_TO DO_
Gather every line that includes the word "text", please.

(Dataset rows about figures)

---

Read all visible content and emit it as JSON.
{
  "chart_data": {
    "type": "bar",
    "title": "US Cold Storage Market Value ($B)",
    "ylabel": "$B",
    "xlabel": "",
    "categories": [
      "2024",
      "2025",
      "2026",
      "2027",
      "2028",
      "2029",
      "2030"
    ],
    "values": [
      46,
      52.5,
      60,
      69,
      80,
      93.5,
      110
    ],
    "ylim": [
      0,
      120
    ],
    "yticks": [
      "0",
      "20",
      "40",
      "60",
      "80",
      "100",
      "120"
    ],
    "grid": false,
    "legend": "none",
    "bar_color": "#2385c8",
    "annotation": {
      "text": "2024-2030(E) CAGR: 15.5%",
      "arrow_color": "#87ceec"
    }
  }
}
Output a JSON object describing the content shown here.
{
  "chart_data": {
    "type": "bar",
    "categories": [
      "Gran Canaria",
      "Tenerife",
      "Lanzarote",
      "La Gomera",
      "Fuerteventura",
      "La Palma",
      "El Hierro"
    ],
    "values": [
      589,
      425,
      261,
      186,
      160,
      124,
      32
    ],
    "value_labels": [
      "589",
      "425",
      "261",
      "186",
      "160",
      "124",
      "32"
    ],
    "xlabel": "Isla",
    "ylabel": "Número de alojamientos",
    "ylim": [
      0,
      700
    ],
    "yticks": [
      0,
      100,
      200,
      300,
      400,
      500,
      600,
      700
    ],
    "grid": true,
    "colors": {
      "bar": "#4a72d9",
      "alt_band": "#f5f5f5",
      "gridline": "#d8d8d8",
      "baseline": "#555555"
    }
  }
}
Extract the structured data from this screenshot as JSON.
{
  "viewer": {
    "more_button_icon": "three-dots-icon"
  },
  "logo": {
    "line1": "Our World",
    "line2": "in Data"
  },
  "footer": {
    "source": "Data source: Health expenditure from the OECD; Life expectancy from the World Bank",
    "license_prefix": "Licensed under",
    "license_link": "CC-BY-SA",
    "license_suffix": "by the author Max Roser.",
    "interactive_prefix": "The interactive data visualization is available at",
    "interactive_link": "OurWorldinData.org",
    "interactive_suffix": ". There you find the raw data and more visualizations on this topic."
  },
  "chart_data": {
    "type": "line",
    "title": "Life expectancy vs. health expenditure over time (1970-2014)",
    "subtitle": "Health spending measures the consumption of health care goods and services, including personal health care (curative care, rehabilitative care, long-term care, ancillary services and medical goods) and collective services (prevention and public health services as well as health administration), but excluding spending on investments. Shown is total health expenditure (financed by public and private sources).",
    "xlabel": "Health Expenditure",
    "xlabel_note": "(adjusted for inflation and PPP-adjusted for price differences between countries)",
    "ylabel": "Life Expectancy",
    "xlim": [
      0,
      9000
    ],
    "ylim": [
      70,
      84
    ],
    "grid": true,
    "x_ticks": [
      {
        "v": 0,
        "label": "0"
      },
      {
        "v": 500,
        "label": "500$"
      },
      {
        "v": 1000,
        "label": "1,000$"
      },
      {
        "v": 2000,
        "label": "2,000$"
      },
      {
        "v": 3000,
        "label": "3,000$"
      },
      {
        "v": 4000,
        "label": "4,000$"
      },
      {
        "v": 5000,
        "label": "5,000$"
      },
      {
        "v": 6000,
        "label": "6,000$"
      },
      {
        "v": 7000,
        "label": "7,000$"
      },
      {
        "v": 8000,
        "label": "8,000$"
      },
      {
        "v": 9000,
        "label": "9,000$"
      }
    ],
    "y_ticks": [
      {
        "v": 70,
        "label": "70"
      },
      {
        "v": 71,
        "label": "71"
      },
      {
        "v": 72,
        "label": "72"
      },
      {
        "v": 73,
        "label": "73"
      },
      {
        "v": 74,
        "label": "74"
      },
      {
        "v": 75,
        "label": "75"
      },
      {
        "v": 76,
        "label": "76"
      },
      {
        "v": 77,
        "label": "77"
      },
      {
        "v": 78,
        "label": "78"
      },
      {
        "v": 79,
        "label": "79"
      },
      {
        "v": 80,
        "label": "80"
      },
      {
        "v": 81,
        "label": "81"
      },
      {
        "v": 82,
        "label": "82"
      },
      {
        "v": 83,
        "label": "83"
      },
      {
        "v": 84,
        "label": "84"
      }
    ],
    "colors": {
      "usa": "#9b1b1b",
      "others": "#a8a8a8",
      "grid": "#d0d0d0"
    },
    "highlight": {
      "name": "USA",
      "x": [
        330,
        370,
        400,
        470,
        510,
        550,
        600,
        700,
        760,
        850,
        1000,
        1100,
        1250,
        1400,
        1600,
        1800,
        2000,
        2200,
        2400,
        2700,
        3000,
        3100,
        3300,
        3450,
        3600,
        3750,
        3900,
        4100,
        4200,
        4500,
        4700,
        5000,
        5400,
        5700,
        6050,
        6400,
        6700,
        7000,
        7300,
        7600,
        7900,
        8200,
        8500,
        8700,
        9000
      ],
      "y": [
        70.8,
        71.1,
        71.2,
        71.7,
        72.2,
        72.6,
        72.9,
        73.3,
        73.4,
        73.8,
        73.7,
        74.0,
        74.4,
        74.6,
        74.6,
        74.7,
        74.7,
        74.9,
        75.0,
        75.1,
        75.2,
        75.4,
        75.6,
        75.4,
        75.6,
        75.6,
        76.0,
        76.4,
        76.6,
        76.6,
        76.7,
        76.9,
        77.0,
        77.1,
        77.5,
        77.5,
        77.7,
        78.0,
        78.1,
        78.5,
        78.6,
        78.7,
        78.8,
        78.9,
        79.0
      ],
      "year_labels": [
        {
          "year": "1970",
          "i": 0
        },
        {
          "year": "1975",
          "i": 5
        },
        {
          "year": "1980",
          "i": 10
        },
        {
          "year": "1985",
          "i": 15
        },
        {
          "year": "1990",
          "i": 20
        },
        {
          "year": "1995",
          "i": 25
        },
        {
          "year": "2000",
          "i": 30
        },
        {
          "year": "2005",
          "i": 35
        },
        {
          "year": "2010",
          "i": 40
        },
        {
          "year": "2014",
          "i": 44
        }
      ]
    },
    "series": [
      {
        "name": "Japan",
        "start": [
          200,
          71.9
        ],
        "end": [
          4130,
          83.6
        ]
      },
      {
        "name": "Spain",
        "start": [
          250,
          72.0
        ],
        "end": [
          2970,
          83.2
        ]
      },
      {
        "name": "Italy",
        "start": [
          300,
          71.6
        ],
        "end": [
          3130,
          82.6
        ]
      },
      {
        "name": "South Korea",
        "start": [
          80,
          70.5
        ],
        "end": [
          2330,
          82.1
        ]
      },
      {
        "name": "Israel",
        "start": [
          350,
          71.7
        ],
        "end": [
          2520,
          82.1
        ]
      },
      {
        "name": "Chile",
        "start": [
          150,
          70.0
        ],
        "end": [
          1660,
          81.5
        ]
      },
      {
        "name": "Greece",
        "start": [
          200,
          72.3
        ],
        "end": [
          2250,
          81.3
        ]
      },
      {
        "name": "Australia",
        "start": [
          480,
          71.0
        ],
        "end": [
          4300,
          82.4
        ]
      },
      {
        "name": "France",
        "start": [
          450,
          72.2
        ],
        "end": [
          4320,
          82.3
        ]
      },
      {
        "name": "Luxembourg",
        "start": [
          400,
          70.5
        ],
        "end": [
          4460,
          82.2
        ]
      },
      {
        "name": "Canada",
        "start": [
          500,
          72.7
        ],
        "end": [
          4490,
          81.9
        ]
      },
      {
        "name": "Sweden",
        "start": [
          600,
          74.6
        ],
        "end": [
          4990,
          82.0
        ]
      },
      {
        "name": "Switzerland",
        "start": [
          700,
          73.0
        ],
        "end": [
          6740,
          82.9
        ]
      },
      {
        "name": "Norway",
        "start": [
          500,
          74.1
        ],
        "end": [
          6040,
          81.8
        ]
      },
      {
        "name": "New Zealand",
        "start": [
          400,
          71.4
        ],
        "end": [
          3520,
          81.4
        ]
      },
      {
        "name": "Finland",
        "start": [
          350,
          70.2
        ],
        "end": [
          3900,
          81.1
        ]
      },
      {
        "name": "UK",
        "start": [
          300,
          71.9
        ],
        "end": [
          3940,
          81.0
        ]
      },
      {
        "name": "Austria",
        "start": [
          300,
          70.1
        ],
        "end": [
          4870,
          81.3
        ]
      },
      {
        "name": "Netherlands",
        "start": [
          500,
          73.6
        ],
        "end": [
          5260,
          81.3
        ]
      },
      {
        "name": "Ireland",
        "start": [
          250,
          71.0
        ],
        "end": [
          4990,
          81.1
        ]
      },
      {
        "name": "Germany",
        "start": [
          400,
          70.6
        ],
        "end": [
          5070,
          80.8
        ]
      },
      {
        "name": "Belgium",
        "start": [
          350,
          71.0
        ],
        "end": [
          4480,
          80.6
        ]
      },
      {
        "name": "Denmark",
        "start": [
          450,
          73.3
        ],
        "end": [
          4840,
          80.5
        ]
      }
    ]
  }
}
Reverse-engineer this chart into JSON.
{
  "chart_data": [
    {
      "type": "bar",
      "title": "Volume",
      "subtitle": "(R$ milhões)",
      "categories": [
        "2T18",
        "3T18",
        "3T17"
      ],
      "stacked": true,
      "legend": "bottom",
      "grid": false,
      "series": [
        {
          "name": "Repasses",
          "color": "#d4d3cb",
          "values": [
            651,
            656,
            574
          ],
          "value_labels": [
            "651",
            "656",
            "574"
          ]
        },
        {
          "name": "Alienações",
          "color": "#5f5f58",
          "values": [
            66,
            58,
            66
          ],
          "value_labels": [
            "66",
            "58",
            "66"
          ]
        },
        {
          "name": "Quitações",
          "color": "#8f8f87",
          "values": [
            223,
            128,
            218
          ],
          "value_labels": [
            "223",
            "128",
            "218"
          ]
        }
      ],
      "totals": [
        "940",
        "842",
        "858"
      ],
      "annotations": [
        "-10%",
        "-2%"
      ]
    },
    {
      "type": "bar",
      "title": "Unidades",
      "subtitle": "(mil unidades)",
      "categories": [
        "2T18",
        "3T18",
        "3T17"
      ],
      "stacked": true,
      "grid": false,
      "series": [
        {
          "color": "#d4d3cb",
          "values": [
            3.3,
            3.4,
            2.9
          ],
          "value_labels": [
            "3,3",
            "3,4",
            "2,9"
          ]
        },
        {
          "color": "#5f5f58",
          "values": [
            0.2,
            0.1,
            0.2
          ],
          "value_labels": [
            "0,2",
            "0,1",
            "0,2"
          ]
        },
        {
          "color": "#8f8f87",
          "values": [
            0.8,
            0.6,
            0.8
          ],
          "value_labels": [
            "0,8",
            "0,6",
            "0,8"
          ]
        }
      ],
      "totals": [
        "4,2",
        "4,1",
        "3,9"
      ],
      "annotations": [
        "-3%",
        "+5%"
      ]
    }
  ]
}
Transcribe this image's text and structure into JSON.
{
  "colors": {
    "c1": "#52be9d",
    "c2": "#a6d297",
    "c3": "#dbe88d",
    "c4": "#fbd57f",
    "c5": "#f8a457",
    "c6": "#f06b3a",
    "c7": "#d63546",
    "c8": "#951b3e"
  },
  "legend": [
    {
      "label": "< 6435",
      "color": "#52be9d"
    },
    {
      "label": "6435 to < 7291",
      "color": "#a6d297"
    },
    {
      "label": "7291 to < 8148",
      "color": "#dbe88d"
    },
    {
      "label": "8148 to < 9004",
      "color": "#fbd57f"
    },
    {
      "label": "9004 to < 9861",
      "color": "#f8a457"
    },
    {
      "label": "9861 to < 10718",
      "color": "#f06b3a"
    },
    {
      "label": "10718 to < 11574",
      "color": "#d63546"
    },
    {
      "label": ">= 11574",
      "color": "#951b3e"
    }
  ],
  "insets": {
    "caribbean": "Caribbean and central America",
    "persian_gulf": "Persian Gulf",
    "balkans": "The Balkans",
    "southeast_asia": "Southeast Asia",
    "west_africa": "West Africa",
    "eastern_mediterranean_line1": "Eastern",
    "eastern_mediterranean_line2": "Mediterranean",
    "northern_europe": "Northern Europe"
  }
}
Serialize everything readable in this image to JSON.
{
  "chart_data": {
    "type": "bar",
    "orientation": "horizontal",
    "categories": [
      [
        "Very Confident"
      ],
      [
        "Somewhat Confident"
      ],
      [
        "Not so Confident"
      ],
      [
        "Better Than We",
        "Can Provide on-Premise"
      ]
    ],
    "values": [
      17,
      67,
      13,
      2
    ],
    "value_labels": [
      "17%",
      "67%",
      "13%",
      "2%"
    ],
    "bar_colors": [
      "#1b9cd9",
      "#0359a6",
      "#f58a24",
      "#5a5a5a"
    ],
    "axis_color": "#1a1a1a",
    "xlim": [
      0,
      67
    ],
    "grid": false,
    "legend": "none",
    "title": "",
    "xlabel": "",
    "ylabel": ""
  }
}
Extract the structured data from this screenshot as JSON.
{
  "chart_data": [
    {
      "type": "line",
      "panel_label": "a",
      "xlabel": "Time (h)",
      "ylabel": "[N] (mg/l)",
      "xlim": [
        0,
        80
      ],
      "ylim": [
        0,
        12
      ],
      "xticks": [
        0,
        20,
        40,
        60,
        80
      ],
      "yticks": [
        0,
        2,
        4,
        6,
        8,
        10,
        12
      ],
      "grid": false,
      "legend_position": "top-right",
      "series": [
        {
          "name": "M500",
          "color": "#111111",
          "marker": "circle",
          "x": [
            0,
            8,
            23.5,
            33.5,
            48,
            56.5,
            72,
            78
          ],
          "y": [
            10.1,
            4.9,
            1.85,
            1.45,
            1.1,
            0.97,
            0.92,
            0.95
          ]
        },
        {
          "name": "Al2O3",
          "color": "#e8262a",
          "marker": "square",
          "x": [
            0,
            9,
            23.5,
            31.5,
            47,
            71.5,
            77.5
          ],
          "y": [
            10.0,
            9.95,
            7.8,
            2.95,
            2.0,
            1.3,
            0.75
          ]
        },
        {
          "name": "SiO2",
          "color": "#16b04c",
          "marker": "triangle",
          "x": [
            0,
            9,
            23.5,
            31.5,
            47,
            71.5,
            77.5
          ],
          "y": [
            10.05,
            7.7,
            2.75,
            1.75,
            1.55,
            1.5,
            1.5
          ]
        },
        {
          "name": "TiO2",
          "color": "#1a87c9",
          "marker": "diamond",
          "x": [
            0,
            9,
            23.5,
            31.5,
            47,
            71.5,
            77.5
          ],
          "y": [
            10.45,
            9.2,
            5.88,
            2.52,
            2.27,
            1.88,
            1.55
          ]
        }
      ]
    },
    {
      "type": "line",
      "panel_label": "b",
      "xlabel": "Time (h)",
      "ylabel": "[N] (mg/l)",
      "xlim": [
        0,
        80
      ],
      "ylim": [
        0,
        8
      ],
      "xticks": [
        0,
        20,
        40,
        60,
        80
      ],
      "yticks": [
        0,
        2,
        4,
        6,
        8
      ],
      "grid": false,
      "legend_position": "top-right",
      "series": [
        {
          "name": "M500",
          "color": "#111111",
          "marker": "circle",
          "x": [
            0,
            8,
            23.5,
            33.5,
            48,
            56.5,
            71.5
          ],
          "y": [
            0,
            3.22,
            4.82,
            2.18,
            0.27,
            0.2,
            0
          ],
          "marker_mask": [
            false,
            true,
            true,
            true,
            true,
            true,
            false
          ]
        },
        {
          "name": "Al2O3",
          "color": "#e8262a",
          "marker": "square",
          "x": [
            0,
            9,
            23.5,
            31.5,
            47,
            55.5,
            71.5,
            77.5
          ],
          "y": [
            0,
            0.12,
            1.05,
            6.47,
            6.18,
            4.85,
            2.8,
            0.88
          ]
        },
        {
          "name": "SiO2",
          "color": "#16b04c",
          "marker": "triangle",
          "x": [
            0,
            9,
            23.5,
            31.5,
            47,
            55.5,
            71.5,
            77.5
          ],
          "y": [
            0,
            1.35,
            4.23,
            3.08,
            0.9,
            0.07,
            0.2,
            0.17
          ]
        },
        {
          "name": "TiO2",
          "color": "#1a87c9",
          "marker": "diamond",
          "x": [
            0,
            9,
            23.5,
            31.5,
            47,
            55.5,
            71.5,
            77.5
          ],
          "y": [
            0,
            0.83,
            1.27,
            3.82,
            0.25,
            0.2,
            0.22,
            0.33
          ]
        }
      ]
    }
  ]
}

---

_ANSWER FOR THIS EXERCISE_
      "text": "2024-2030(E) CAGR: 15.5%",
Transcribe this image's text and structure into JSON.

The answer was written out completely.